> [Problem description]:
Please output the lines shown below exactly as they appear.

> [Exercise data]:
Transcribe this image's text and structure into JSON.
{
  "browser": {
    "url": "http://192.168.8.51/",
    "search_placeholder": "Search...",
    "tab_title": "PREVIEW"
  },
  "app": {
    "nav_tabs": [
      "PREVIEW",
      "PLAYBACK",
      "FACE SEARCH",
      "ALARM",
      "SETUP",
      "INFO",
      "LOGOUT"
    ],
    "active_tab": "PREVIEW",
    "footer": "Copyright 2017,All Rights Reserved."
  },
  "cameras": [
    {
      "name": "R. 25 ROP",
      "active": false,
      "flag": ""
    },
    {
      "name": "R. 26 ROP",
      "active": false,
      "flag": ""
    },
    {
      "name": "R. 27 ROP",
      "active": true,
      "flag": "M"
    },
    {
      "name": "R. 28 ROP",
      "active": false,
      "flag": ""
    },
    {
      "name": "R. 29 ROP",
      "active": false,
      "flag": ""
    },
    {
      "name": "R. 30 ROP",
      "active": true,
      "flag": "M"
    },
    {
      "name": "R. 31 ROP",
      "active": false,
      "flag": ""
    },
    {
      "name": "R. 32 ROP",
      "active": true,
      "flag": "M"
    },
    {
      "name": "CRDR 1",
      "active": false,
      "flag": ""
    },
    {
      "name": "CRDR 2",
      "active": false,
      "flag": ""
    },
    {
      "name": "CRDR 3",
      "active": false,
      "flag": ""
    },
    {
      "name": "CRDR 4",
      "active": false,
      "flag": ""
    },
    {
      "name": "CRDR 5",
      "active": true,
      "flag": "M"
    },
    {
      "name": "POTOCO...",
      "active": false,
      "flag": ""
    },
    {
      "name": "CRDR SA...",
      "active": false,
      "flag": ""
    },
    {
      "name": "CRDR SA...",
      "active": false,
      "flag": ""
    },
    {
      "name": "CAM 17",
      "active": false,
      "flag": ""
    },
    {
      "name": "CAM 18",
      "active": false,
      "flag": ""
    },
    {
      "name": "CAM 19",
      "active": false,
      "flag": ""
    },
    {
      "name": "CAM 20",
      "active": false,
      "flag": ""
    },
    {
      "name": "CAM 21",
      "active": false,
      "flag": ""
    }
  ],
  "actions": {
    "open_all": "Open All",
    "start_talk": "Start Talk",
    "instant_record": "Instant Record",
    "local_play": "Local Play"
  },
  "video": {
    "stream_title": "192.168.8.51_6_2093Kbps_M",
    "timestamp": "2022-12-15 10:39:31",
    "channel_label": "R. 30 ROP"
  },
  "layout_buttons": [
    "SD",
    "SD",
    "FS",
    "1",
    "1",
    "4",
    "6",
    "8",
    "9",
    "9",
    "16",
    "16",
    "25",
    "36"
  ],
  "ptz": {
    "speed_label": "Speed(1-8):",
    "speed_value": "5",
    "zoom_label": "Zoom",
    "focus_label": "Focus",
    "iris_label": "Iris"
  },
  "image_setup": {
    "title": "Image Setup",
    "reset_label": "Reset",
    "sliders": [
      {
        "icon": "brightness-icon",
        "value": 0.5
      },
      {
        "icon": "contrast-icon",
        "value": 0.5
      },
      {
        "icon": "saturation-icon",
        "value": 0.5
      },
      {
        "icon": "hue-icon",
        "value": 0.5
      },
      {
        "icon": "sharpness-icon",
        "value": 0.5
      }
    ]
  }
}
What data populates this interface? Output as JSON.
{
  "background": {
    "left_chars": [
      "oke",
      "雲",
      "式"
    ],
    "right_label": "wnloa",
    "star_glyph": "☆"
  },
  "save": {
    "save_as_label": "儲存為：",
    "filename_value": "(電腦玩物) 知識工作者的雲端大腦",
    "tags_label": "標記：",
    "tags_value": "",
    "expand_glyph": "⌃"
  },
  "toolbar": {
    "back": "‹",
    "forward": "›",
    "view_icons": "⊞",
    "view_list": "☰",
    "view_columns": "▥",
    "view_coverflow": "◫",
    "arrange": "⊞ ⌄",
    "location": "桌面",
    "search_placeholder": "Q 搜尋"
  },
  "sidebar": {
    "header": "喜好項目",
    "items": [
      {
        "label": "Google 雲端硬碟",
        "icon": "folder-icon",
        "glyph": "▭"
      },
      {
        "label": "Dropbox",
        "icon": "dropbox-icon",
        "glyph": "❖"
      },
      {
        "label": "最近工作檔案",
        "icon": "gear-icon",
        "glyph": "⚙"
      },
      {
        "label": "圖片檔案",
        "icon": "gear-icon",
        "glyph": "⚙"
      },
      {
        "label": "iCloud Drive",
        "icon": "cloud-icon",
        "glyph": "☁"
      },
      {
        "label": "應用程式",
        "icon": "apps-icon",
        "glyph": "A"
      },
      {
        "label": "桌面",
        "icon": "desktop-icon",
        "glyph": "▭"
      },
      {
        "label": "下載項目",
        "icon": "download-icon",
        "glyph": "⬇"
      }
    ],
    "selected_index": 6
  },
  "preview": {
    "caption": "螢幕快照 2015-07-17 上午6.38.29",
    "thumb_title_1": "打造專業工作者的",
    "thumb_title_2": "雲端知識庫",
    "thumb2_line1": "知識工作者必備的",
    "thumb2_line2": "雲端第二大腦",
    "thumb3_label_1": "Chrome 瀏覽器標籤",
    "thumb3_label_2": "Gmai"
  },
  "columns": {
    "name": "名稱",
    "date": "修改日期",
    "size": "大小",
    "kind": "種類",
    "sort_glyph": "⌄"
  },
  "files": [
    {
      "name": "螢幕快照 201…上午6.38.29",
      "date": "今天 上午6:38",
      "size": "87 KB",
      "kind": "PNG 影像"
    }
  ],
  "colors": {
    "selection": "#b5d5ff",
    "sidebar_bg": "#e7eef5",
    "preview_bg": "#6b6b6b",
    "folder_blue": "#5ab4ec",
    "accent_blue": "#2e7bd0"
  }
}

> [Right answer]:
Transcribe this image's text and structure into JSON.
{
  "browser": {
    "url": "http://192.168.8.51/",
    "search_placeholder": "Search...",
    "tab_title": "PREVIEW"
  },
  "app": {
    "nav_tabs": [
      "PREVIEW",
      "PLAYBACK",
      "FACE SEARCH",
      "ALARM",
      "SETUP",
      "INFO",
      "LOGOUT"
    ],
    "active_tab": "PREVIEW",
    "footer": "Copyright 2017,All Rights Reserved."
  },
  "cameras": [
    {
      "name": "R. 25 ROP",
      "active": false,
      "flag": ""
    },
    {
      "name": "R. 26 ROP",
      "active": false,
      "flag": ""
    },
    {
      "name": "R. 27 ROP",
      "active": true,
      "flag": "M"
    },
    {
      "name": "R. 28 ROP",
      "active": false,
      "flag": ""
    },
    {
      "name": "R. 29 ROP",
      "active": false,
      "flag": ""
    },
    {
      "name": "R. 30 ROP",
      "active": true,
      "flag": "M"
    },
    {
      "name": "R. 31 ROP",
      "active": false,
      "flag": ""
    },
    {
      "name": "R. 32 ROP",
      "active": true,
      "flag": "M"
    },
    {
      "name": "CRDR 1",
      "active": false,
      "flag": ""
    },
    {
      "name": "CRDR 2",
      "active": false,
      "flag": ""
    },
    {
      "name": "CRDR 3",
      "active": false,
      "flag": ""
    },
    {
      "name": "CRDR 4",
      "active": false,
      "flag": ""
    },
    {
      "name": "CRDR 5",
      "active": true,
      "flag": "M"
    },
    {
      "name": "POTOCO...",
      "active": false,
      "flag": ""
    },
    {
      "name": "CRDR SA...",
      "active": false,
      "flag": ""
    },
    {
      "name": "CRDR SA...",
      "active": false,
      "flag": ""
    },
    {
      "name": "CAM 17",
      "active": false,
      "flag": ""
    },
    {
      "name": "CAM 18",
      "active": false,
      "flag": ""
    },
    {
      "name": "CAM 19",
      "active": false,
      "flag": ""
    },
    {
      "name": "CAM 20",
      "active": false,
      "flag": ""
    },
    {
      "name": "CAM 21",
      "active": false,
      "flag": ""
    }
  ],
  "actions": {
    "open_all": "Open All",
    "start_talk": "Start Talk",
    "instant_record": "Instant Record",
    "local_play": "Local Play"
  },
  "video": {
    "stream_title": "192.168.8.51_6_2093Kbps_M",
    "timestamp": "2022-12-15 10:39:31",
    "channel_label": "R. 30 ROP"
  },
  "layout_buttons": [
    "SD",
    "SD",
    "FS",
    "1",
    "1",
    "4",
    "6",
    "8",
    "9",
    "9",
    "16",
    "16",
    "25",
    "36"
  ],
  "ptz": {
    "speed_label": "Speed(1-8):",
    "speed_value": "5",
    "zoom_label": "Zoom",
    "focus_label": "Focus",
    "iris_label": "Iris"
  },
  "image_setup": {
    "title": "Image Setup",
    "reset_label": "Reset",
    "sliders": [
      {
        "icon": "brightness-icon",
        "value": 0.5
      },
      {
        "icon": "contrast-icon",
        "value": 0.5
      },
      {
        "icon": "saturation-icon",
        "value": 0.5
      },
      {
        "icon": "hue-icon",
        "value": 0.5
      },
      {
        "icon": "sharpness-icon",
        "value": 0.5
      }
    ]
  }
}
What data populates this interface? Output as JSON.
{
  "background": {
    "left_chars": [
      "oke",
      "雲",
      "式"
    ],
    "right_label": "wnloa",
    "star_glyph": "☆"
  },
  "save": {
    "save_as_label": "儲存為：",
    "filename_value": "(電腦玩物) 知識工作者的雲端大腦",
    "tags_label": "標記：",
    "tags_value": "",
    "expand_glyph": "⌃"
  },
  "toolbar": {
    "back": "‹",
    "forward": "›",
    "view_icons": "⊞",
    "view_list": "☰",
    "view_columns": "▥",
    "view_coverflow": "◫",
    "arrange": "⊞ ⌄",
    "location": "桌面",
    "search_placeholder": "Q 搜尋"
  },
  "sidebar": {
    "header": "喜好項目",
    "items": [
      {
        "label": "Google 雲端硬碟",
        "icon": "folder-icon",
        "glyph": "▭"
      },
      {
        "label": "Dropbox",
        "icon": "dropbox-icon",
        "glyph": "❖"
      },
      {
        "label": "最近工作檔案",
        "icon": "gear-icon",
        "glyph": "⚙"
      },
      {
        "label": "圖片檔案",
        "icon": "gear-icon",
        "glyph": "⚙"
      },
      {
        "label": "iCloud Drive",
        "icon": "cloud-icon",
        "glyph": "☁"
      },
      {
        "label": "應用程式",
        "icon": "apps-icon",
        "glyph": "A"
      },
      {
        "label": "桌面",
        "icon": "desktop-icon",
        "glyph": "▭"
      },
      {
        "label": "下載項目",
        "icon": "download-icon",
        "glyph": "⬇"
      }
    ],
    "selected_index": 6
  },
  "preview": {
    "caption": "螢幕快照 2015-07-17 上午6.38.29",
    "thumb_title_1": "打造專業工作者的",
    "thumb_title_2": "雲端知識庫",
    "thumb2_line1": "知識工作者必備的",
    "thumb2_line2": "雲端第二大腦",
    "thumb3_label_1": "Chrome 瀏覽器標籤",
    "thumb3_label_2": "Gmai"
  },
  "columns": {
    "name": "名稱",
    "date": "修改日期",
    "size": "大小",
    "kind": "種類",
    "sort_glyph": "⌄"
  },
  "files": [
    {
      "name": "螢幕快照 201…上午6.38.29",
      "date": "今天 上午6:38",
      "size": "87 KB",
      "kind": "PNG 影像"
    }
  ],
  "colors": {
    "selection": "#b5d5ff",
    "sidebar_bg": "#e7eef5",
    "preview_bg": "#6b6b6b",
    "folder_blue": "#5ab4ec",
    "accent_blue": "#2e7bd0"
  }
}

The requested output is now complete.